Reproduce verbatim the lines of the listing below, starting at the line that contains "toc-leader-dots (298, 517, 669, 532)" and ending at the line that contains "toc-leader-dots (280, 456, 669, 471)", with both of those lines included.
-- Begin Supplied material --
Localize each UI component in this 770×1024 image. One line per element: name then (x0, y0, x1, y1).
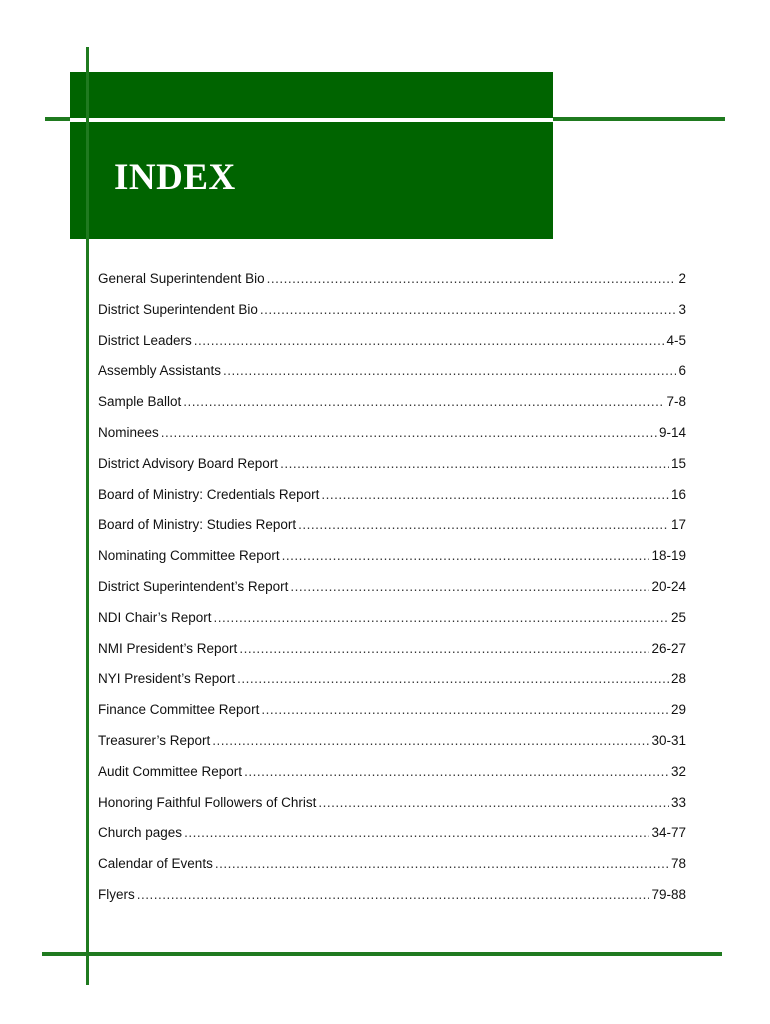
toc-leader-dots (298, 517, 669, 532)
toc-leader-dots (318, 795, 669, 810)
top-rule-right (553, 117, 725, 121)
toc-entry-label: Nominees (98, 424, 159, 440)
toc-entry-label: Honoring Faithful Followers of Christ (98, 794, 317, 810)
toc-entry[interactable] (98, 733, 686, 764)
toc-entry[interactable] (98, 302, 686, 333)
toc-leader-dots (280, 456, 669, 471)
toc-entry-page: 16 (670, 486, 686, 502)
toc-entry[interactable] (98, 887, 686, 918)
toc-entry-page: 26-27 (651, 640, 686, 656)
toc-entry-label: Sample Ballot (98, 394, 182, 410)
toc-entry-page: 29 (670, 702, 686, 718)
toc-entry-label: Calendar of Events (98, 856, 213, 872)
toc-entry[interactable] (98, 394, 686, 425)
toc-leader-dots (183, 394, 664, 409)
toc-leader-dots (237, 671, 669, 686)
toc-entry-page: 28 (670, 671, 686, 687)
toc-entry-label: District Advisory Board Report (98, 455, 279, 471)
toc-entry-page: 18-19 (651, 548, 686, 564)
toc-leader-dots (282, 548, 650, 563)
vertical-rule (86, 47, 89, 985)
toc-entry-page: 6 (678, 363, 686, 379)
toc-entry-page: 17 (670, 517, 686, 533)
toc-entry-page: 79-88 (651, 886, 686, 902)
toc-entry-label: Audit Committee Report (98, 763, 243, 779)
toc-leader-dots (137, 887, 650, 902)
toc-entry[interactable] (98, 517, 686, 548)
toc-entry-page: 34-77 (651, 825, 686, 841)
toc-leader-dots (184, 825, 649, 840)
toc-entry[interactable] (98, 825, 686, 856)
toc-leader-dots (260, 302, 677, 317)
bottom-rule (42, 952, 722, 956)
toc-entry-label: Nominating Committee Report (98, 548, 280, 564)
toc-leader-dots (244, 764, 669, 779)
toc-entry[interactable] (98, 333, 686, 364)
toc-entry-page: 32 (670, 763, 686, 779)
toc-entry[interactable] (98, 271, 686, 302)
toc-entry-page: 33 (670, 794, 686, 810)
toc-leader-dots (239, 641, 649, 656)
toc-entry-label: NDI Chair’s Report (98, 609, 212, 625)
toc-entry[interactable] (98, 610, 686, 641)
toc-leader-dots (161, 425, 657, 440)
toc-entry-label: Board of Ministry: Studies Report (98, 517, 297, 533)
toc-entry-label: District Superintendent’s Report (98, 578, 289, 594)
toc-entry[interactable] (98, 641, 686, 672)
toc-entry-page: 7-8 (666, 394, 686, 410)
toc-leader-dots (215, 856, 669, 871)
toc-entry[interactable] (98, 856, 686, 887)
toc-entry-label: General Superintendent Bio (98, 271, 265, 286)
toc-entry-label: District Leaders (98, 332, 192, 348)
toc-entry-page: 4-5 (666, 332, 686, 348)
toc-leader-dots (321, 487, 669, 502)
toc-leader-dots (194, 333, 665, 348)
page-title: INDEX (114, 157, 236, 198)
toc-leader-dots (261, 702, 669, 717)
toc-entry-page: 2 (678, 271, 686, 286)
toc-entry-page: 9-14 (658, 424, 686, 440)
toc-entry[interactable] (98, 764, 686, 795)
banner-divider (45, 118, 553, 122)
top-rule-left (45, 117, 70, 121)
toc-entry-label: Treasurer’s Report (98, 732, 211, 748)
toc-leader-dots (267, 271, 677, 286)
toc-entry-label: District Superintendent Bio (98, 301, 258, 317)
toc-entry-page: 20-24 (651, 578, 686, 594)
toc-entry[interactable] (98, 548, 686, 579)
toc-entry-label: NMI President’s Report (98, 640, 238, 656)
toc-entry[interactable] (98, 487, 686, 518)
toc-leader-dots (214, 610, 669, 625)
index-banner (70, 72, 553, 239)
toc-entry-label: Flyers (98, 886, 135, 902)
toc-entry-label: Church pages (98, 825, 183, 841)
toc-entry-label: NYI President’s Report (98, 671, 236, 687)
toc-leader-dots (223, 363, 676, 378)
toc-entry-page: 3 (678, 301, 686, 317)
toc-leader-dots (212, 733, 649, 748)
table-of-contents (98, 271, 686, 918)
toc-entry-page: 30-31 (651, 732, 686, 748)
toc-entry-label: Assembly Assistants (98, 363, 222, 379)
toc-entry[interactable] (98, 425, 686, 456)
toc-entry-page: 15 (670, 455, 686, 471)
toc-entry[interactable] (98, 671, 686, 702)
toc-entry[interactable] (98, 363, 686, 394)
toc-entry[interactable] (98, 456, 686, 487)
toc-entry[interactable] (98, 579, 686, 610)
toc-entry-page: 78 (670, 856, 686, 872)
toc-entry-label: Board of Ministry: Credentials Report (98, 486, 320, 502)
toc-leader-dots (290, 579, 649, 594)
toc-entry[interactable] (98, 702, 686, 733)
toc-entry-page: 25 (670, 609, 686, 625)
toc-entry-label: Finance Committee Report (98, 702, 260, 718)
toc-entry[interactable] (98, 795, 686, 826)
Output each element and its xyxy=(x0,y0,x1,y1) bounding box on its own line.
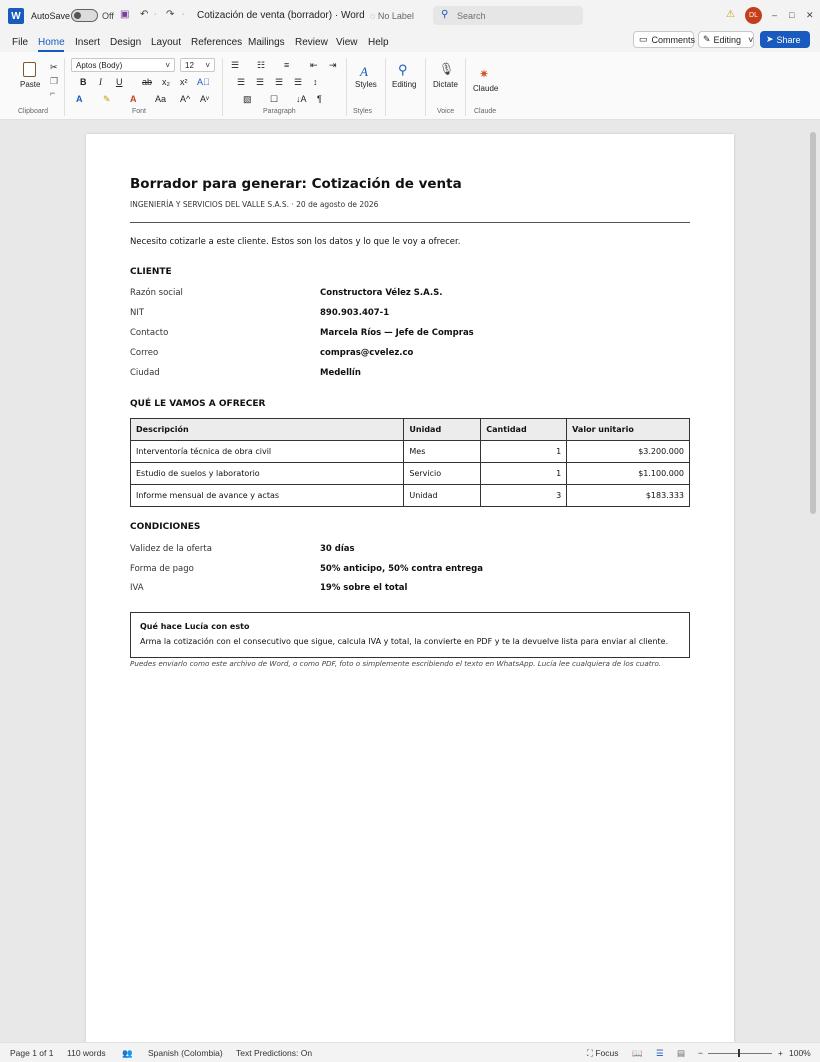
table-cell: Informe mensual de avance y actas xyxy=(131,485,404,507)
shield-icon: ◌ xyxy=(370,11,376,21)
document-heading: Borrador para generar: Cotización de venta xyxy=(130,176,462,192)
client-heading: CLIENTE xyxy=(130,267,172,277)
maximize-icon[interactable]: □ xyxy=(789,10,795,20)
status-bar xyxy=(0,1042,820,1062)
styles-icon[interactable]: A xyxy=(360,64,368,79)
comment-icon: ▭ xyxy=(639,34,648,44)
clear-formatting-icon[interactable]: A⃠ xyxy=(197,77,210,87)
sensitivity-label[interactable]: ◌ No Label xyxy=(370,11,414,21)
focus-icon: ⛶ xyxy=(587,1048,593,1058)
print-layout-icon[interactable]: ☰ xyxy=(656,1048,664,1058)
font-name-select[interactable]: Aptos (Body) ˅ xyxy=(71,58,175,72)
share-icon: ➤ xyxy=(766,34,774,44)
bold-icon[interactable]: B xyxy=(80,77,87,87)
highlight-icon[interactable]: ✎ xyxy=(103,94,111,104)
chevron-down-icon: ˅ xyxy=(748,34,754,45)
client-field-value: compras@cvelez.co xyxy=(320,348,414,358)
undo-dropdown-icon[interactable]: · xyxy=(154,11,157,18)
offer-table xyxy=(130,418,690,507)
show-marks-icon[interactable]: ¶ xyxy=(317,94,322,104)
text-effects-icon[interactable]: A xyxy=(76,94,83,104)
styles-button-label[interactable]: Styles xyxy=(355,80,377,89)
editing-mode-button[interactable]: ✎ Editing ˅ xyxy=(698,31,754,48)
grow-font-icon[interactable]: A^ xyxy=(180,94,191,104)
note-footer: Puedes enviarlo como este archivo de Word, o como PDF, foto o simplemente escribiendo el texto en WhatsApp. Lucía lee cualquiera de los cuatro. xyxy=(130,659,662,668)
paste-button-label[interactable]: Paste xyxy=(20,80,41,89)
table-cell: Servicio xyxy=(404,463,481,485)
ribbon xyxy=(0,52,820,120)
zoom-slider-thumb[interactable] xyxy=(738,1049,740,1057)
customize-toolbar-icon[interactable]: · xyxy=(182,11,185,18)
client-field-value: 890.903.407-1 xyxy=(320,308,390,318)
shrink-font-icon[interactable]: Aᵛ xyxy=(200,94,209,104)
client-field-value: Constructora Vélez S.A.S. xyxy=(320,288,443,298)
condition-label: IVA xyxy=(130,583,144,593)
strikethrough-icon[interactable]: ab xyxy=(142,77,153,87)
change-case-icon[interactable]: Aa xyxy=(155,94,167,104)
table-cell: 1 xyxy=(481,463,567,485)
chevron-down-icon: ˅ xyxy=(205,61,210,70)
text-predictions-status[interactable]: Text Predictions: On xyxy=(236,1048,313,1058)
close-icon[interactable]: ✕ xyxy=(806,10,814,20)
claude-icon[interactable]: ✷ xyxy=(479,67,490,81)
autosave-toggle[interactable] xyxy=(71,9,98,22)
group-label-clipboard: Clipboard xyxy=(18,108,48,115)
sort-icon[interactable]: ↓A xyxy=(296,94,307,104)
warning-icon[interactable]: ⚠ xyxy=(726,9,735,20)
tab-layout[interactable]: Layout xyxy=(151,37,182,48)
numbering-icon[interactable]: ☷ xyxy=(257,60,266,70)
search-input[interactable] xyxy=(433,6,583,25)
word-count[interactable]: 110 words xyxy=(67,1048,106,1058)
group-separator xyxy=(425,58,426,116)
save-icon[interactable]: ▣ xyxy=(120,9,130,20)
table-row xyxy=(131,485,690,507)
group-separator xyxy=(222,58,223,116)
web-layout-icon[interactable]: ▤ xyxy=(677,1048,686,1058)
tab-mailings[interactable]: Mailings xyxy=(248,37,285,48)
table-header-cell: Unidad xyxy=(404,419,481,441)
font-color-icon[interactable]: A xyxy=(130,94,137,104)
pencil-icon: ✎ xyxy=(703,34,711,44)
avatar[interactable]: DL xyxy=(745,7,762,24)
note-title: Qué hace Lucía con esto xyxy=(140,622,250,631)
tab-file[interactable]: File xyxy=(12,37,29,48)
tab-insert[interactable]: Insert xyxy=(75,37,101,48)
comments-button[interactable]: ▭ Comments xyxy=(633,31,694,48)
shading-icon[interactable]: ▧ xyxy=(243,94,252,104)
client-field-label: NIT xyxy=(130,308,145,318)
borders-icon[interactable]: ☐ xyxy=(270,94,279,104)
note-body: Arma la cotización con el consecutivo que sigue, calcula IVA y total, la convierte en PDF y te la devuelve lista para enviar al cliente. xyxy=(140,637,669,646)
minimize-icon[interactable]: – xyxy=(772,10,778,20)
zoom-slider[interactable] xyxy=(708,1053,772,1054)
table-cell: Estudio de suelos y laboratorio xyxy=(131,463,404,485)
client-field-label: Contacto xyxy=(130,328,169,338)
zoom-in-icon[interactable]: + xyxy=(778,1048,783,1058)
group-label-paragraph: Paragraph xyxy=(263,108,296,115)
horizontal-rule xyxy=(130,222,690,223)
table-cell: 1 xyxy=(481,441,567,463)
justify-icon[interactable]: ☰ xyxy=(294,77,303,87)
undo-icon[interactable]: ↶ xyxy=(140,9,149,20)
align-center-icon[interactable]: ☰ xyxy=(256,77,265,87)
editing-button-label[interactable]: Editing xyxy=(392,80,417,89)
underline-icon[interactable]: U xyxy=(116,77,123,87)
table-cell: 3 xyxy=(481,485,567,507)
align-left-icon[interactable]: ☰ xyxy=(237,77,246,87)
tab-design[interactable]: Design xyxy=(110,37,142,48)
table-cell: Interventoría técnica de obra civil xyxy=(131,441,404,463)
multilevel-list-icon[interactable]: ≡ xyxy=(284,60,290,70)
read-mode-icon[interactable]: 📖 xyxy=(632,1048,643,1058)
condition-value: 19% sobre el total xyxy=(320,583,408,593)
client-field-label: Ciudad xyxy=(130,368,160,378)
note-box xyxy=(130,612,690,658)
condition-value: 30 días xyxy=(320,544,355,554)
superscript-icon[interactable]: x² xyxy=(180,77,188,87)
vertical-scrollbar[interactable] xyxy=(810,132,816,514)
subscript-icon[interactable]: x₂ xyxy=(162,77,170,87)
group-separator xyxy=(64,58,65,116)
increase-indent-icon[interactable]: ⇥ xyxy=(329,60,337,70)
menu-bar xyxy=(0,32,820,52)
dictate-button-label[interactable]: Dictate xyxy=(433,80,458,89)
align-right-icon[interactable]: ☰ xyxy=(275,77,284,87)
document-page[interactable] xyxy=(86,134,734,1046)
table-header-row xyxy=(131,419,690,441)
table-cell: $183.333 xyxy=(567,485,690,507)
client-field-value: Medellín xyxy=(320,368,361,378)
table-header-cell: Cantidad xyxy=(481,419,567,441)
table-cell: Mes xyxy=(404,441,481,463)
page-count[interactable]: Page 1 of 1 xyxy=(10,1048,54,1058)
zoom-level[interactable]: 100% xyxy=(789,1048,811,1058)
bullets-icon[interactable]: ☰ xyxy=(231,60,240,70)
condition-label: Forma de pago xyxy=(130,564,194,574)
zoom-out-icon[interactable]: − xyxy=(698,1048,703,1058)
table-header-cell: Descripción xyxy=(131,419,404,441)
autosave-state: Off xyxy=(102,11,114,21)
autosave-label: AutoSave xyxy=(31,11,71,21)
microphone-icon[interactable]: 🎙 xyxy=(439,62,455,76)
title-bar xyxy=(0,0,820,32)
font-size-select[interactable]: 12 ˅ xyxy=(180,58,215,72)
tab-review[interactable]: Review xyxy=(295,37,328,48)
table-row xyxy=(131,441,690,463)
chevron-down-icon: ˅ xyxy=(165,61,170,70)
group-label-styles: Styles xyxy=(353,108,373,115)
claude-button-label[interactable]: Claude xyxy=(473,84,499,93)
condition-value: 50% anticipo, 50% contra entrega xyxy=(320,564,483,574)
tab-home[interactable]: Home xyxy=(38,37,65,48)
table-header-cell: Valor unitario xyxy=(567,419,690,441)
condition-label: Validez de la oferta xyxy=(130,544,212,554)
copy-icon[interactable]: ❐ xyxy=(50,76,59,86)
table-row xyxy=(131,463,690,485)
client-field-value: Marcela Ríos — Jefe de Compras xyxy=(320,328,474,338)
share-button[interactable]: ➤ Share xyxy=(760,31,810,48)
word-app-icon: W xyxy=(8,8,24,24)
focus-button[interactable]: ⛶ Focus xyxy=(587,1048,619,1058)
intro-paragraph: Necesito cotizarle a este cliente. Estos son los datos y lo que le voy a ofrecer. xyxy=(130,237,461,247)
tab-references[interactable]: References xyxy=(191,37,243,48)
decrease-indent-icon[interactable]: ⇤ xyxy=(310,60,318,70)
group-separator xyxy=(385,58,386,116)
find-icon[interactable]: ⚲ xyxy=(398,62,408,77)
table-cell: $3.200.000 xyxy=(567,441,690,463)
line-spacing-icon[interactable]: ↕ xyxy=(313,77,318,87)
client-field-label: Razón social xyxy=(130,288,183,298)
table-cell: $1.100.000 xyxy=(567,463,690,485)
accessibility-icon[interactable]: 👥 xyxy=(122,1048,133,1058)
conditions-heading: CONDICIONES xyxy=(130,522,201,532)
table-cell: Unidad xyxy=(404,485,481,507)
search-placeholder: Search xyxy=(457,11,486,21)
language-status[interactable]: Spanish (Colombia) xyxy=(148,1048,223,1058)
group-separator xyxy=(465,58,466,116)
paste-icon[interactable] xyxy=(23,62,36,77)
group-label-voice: Voice xyxy=(437,108,455,115)
group-separator xyxy=(346,58,347,116)
tab-help[interactable]: Help xyxy=(368,37,389,48)
redo-icon[interactable]: ↷ xyxy=(166,9,175,20)
cut-icon[interactable]: ✂ xyxy=(50,62,58,72)
document-subtitle: INGENIERÍA Y SERVICIOS DEL VALLE S.A.S. · 20 de agosto de 2026 xyxy=(130,200,379,209)
group-label-claude: Claude xyxy=(474,108,497,115)
client-field-label: Correo xyxy=(130,348,159,358)
document-title: Cotización de venta (borrador) · Word xyxy=(197,10,365,21)
search-icon: ⚲ xyxy=(441,9,449,20)
italic-icon[interactable]: I xyxy=(99,77,102,87)
tab-view[interactable]: View xyxy=(336,37,358,48)
group-label-font: Font xyxy=(132,108,147,115)
format-painter-icon[interactable]: ⌐ xyxy=(50,88,56,98)
offer-heading: QUÉ LE VAMOS A OFRECER xyxy=(130,399,266,409)
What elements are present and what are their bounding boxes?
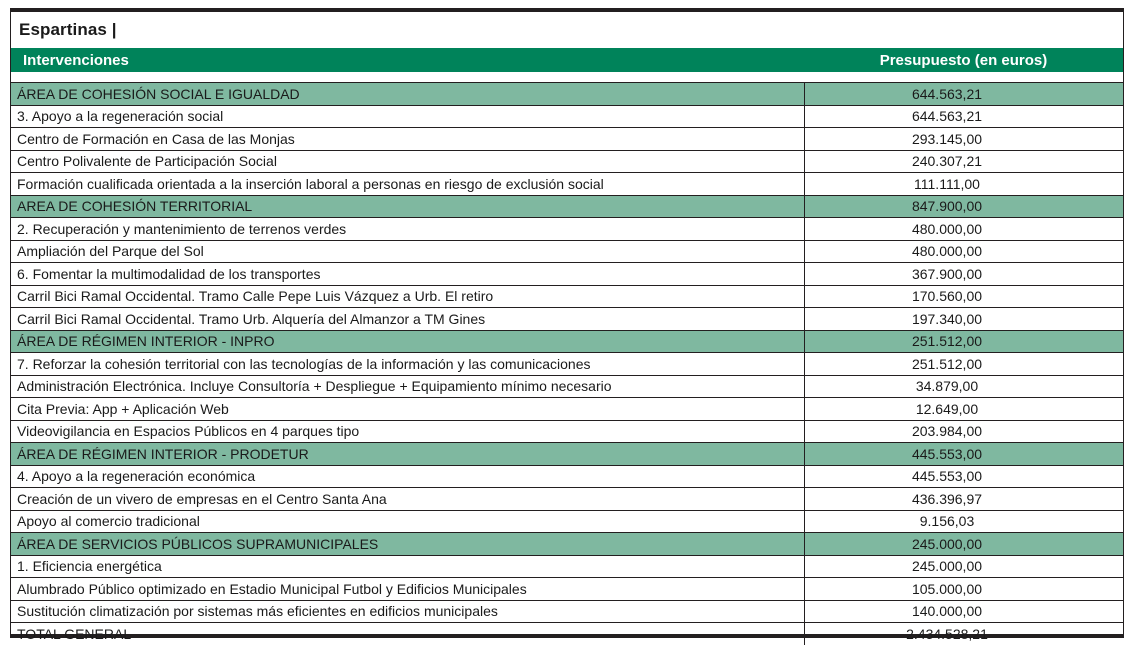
row-value: 445.553,00 [805,465,1124,488]
table-row [11,600,1123,623]
row-value: 9.156,03 [805,510,1124,533]
row-value: 245.000,00 [805,555,1124,578]
row-value: 644.563,21 [805,105,1124,128]
row-label: 6. Fomentar la multimodalidad de los transportes [11,263,805,286]
table-row [11,285,1123,308]
row-value: 445.553,00 [805,443,1124,466]
budget-table-body [11,83,1123,645]
row-value: 12.649,00 [805,398,1124,421]
row-label: 7. Reforzar la cohesión territorial con las tecnologías de la información y las comunicaciones [11,353,805,376]
table-row [11,240,1123,263]
area-row [11,83,1123,105]
row-value: 480.000,00 [805,240,1124,263]
row-value: 436.396,97 [805,488,1124,511]
row-label: Creación de un vivero de empresas en el Centro Santa Ana [11,488,805,511]
row-value: 480.000,00 [805,218,1124,241]
row-value: 111.111,00 [805,173,1124,196]
row-value: 240.307,21 [805,150,1124,173]
table-row [11,375,1123,398]
table-row [11,420,1123,443]
header-interventions: Intervenciones [23,51,129,69]
row-label: ÁREA DE COHESIÓN SOCIAL E IGUALDAD [11,83,805,105]
table-title: Espartinas | [19,20,117,39]
row-value: 251.512,00 [805,353,1124,376]
table-row [11,263,1123,286]
row-label: 1. Eficiencia energética [11,555,805,578]
row-value: 140.000,00 [805,600,1124,623]
table-row [11,465,1123,488]
row-value: 34.879,00 [805,375,1124,398]
total-row [11,623,1123,645]
row-value: 251.512,00 [805,330,1124,353]
row-label: Sustitución climatización por sistemas más eficientes en edificios municipales [11,600,805,623]
row-value: 105.000,00 [805,578,1124,601]
row-label: 3. Apoyo a la regeneración social [11,105,805,128]
table-row [11,488,1123,511]
row-label: Ampliación del Parque del Sol [11,240,805,263]
row-value: 644.563,21 [805,83,1124,105]
row-value: 293.145,00 [805,128,1124,151]
row-label: Alumbrado Público optimizado en Estadio Municipal Futbol y Edificios Municipales [11,578,805,601]
row-label: Carril Bici Ramal Occidental. Tramo Calle Pepe Luis Vázquez a Urb. El retiro [11,285,805,308]
row-label: Centro Polivalente de Participación Social [11,150,805,173]
table-row [11,150,1123,173]
table-row [11,578,1123,601]
header-budget: Presupuesto (en euros) [879,51,1048,69]
row-label: Formación cualificada orientada a la inserción laboral a personas en riesgo de exclusión social [11,173,805,196]
row-value: 245.000,00 [805,533,1124,556]
area-row [11,330,1123,353]
row-value: 203.984,00 [805,420,1124,443]
row-value: 367.900,00 [805,263,1124,286]
budget-table [11,83,1123,645]
row-label: Cita Previa: App + Aplicación Web [11,398,805,421]
row-value: 847.900,00 [805,195,1124,218]
area-row [11,443,1123,466]
row-label: AREA DE COHESIÓN TERRITORIAL [11,195,805,218]
table-row [11,308,1123,331]
table-row [11,173,1123,196]
row-label: ÁREA DE RÉGIMEN INTERIOR - INPRO [11,330,805,353]
table-row [11,510,1123,533]
area-row [11,195,1123,218]
table-row [11,353,1123,376]
row-label: Centro de Formación en Casa de las Monjas [11,128,805,151]
row-value: 170.560,00 [805,285,1124,308]
table-header [11,48,1123,72]
row-label: Apoyo al comercio tradicional [11,510,805,533]
row-label: ÁREA DE SERVICIOS PÚBLICOS SUPRAMUNICIPALES [11,533,805,556]
row-value: 197.340,00 [805,308,1124,331]
row-label: ÁREA DE RÉGIMEN INTERIOR - PRODETUR [11,443,805,466]
row-value: 2.434.528,21 [906,625,988,642]
table-row [11,218,1123,241]
row-label: Videovigilancia en Espacios Públicos en 4 parques tipo [11,420,805,443]
row-label: 2. Recuperación y mantenimiento de terrenos verdes [11,218,805,241]
row-label: 4. Apoyo a la regeneración económica [11,465,805,488]
table-row [11,105,1123,128]
table-row [11,128,1123,151]
row-label: Carril Bici Ramal Occidental. Tramo Urb. Alquería del Almanzor a TM Gines [11,308,805,331]
row-label: TOTAL GENERAL [11,623,805,645]
table-row [11,555,1123,578]
budget-table-frame [10,8,1124,642]
row-label: Administración Electrónica. Incluye Consultoría + Despliegue + Equipamiento mínimo necesario [11,375,805,398]
area-row [11,533,1123,556]
table-row [11,398,1123,421]
header-spacer [11,72,1123,83]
-- End Supplied material --
Complete response:
toc-leader-dots (298, 517, 669, 532)
toc-leader-dots (318, 795, 669, 810)
top-rule-right (553, 117, 725, 121)
toc-entry-label: Nominees (98, 424, 159, 440)
toc-entry-label: Honoring Faithful Followers of Christ (98, 794, 317, 810)
toc-entry[interactable] (98, 733, 686, 764)
toc-entry[interactable] (98, 302, 686, 333)
toc-leader-dots (280, 456, 669, 471)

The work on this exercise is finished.